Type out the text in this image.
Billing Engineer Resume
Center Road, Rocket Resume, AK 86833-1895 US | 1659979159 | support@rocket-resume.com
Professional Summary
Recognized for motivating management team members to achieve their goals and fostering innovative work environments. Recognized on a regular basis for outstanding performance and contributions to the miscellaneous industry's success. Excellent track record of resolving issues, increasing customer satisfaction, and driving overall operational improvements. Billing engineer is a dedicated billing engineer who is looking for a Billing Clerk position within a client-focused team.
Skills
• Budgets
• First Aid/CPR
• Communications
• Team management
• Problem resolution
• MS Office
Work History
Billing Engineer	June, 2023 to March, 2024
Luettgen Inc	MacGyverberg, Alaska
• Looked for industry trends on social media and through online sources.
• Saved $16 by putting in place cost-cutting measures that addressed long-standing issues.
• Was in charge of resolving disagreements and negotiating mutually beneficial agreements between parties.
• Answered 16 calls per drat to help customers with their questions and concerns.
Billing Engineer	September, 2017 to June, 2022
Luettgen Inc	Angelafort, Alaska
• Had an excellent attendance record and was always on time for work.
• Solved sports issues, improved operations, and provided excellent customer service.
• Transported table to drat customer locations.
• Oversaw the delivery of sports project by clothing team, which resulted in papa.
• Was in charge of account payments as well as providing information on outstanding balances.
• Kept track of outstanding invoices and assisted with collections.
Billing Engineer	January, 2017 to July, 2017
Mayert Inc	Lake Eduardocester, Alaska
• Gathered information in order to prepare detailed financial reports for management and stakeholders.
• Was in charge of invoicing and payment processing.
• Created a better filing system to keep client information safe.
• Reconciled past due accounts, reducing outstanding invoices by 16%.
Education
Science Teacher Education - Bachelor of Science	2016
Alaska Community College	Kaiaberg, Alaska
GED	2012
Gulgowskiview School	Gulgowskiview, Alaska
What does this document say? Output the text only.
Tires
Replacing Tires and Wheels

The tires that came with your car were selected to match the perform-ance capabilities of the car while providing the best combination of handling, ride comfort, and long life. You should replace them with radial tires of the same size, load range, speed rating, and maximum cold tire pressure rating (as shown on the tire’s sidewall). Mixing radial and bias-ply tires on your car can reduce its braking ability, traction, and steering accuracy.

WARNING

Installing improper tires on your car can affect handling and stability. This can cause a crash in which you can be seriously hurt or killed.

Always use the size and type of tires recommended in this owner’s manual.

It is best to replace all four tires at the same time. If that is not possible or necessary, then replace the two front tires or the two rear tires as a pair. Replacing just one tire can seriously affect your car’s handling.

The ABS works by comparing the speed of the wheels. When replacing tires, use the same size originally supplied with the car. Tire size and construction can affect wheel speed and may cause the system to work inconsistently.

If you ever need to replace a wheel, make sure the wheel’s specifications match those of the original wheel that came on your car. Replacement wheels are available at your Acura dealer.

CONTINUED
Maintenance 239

● ● ● ● ● ● ●

■ What you are asked to do: For each line of the listing that holds the word "time", show that line.

■ Output:
• Had an excellent attendance record and was always on time for work.
It is best to replace all four tires at the same time. If that is not possible or necessary, then replace the two front tires or the two rear tires as a pair. Replacing just one tire can seriously affect your car’s handling.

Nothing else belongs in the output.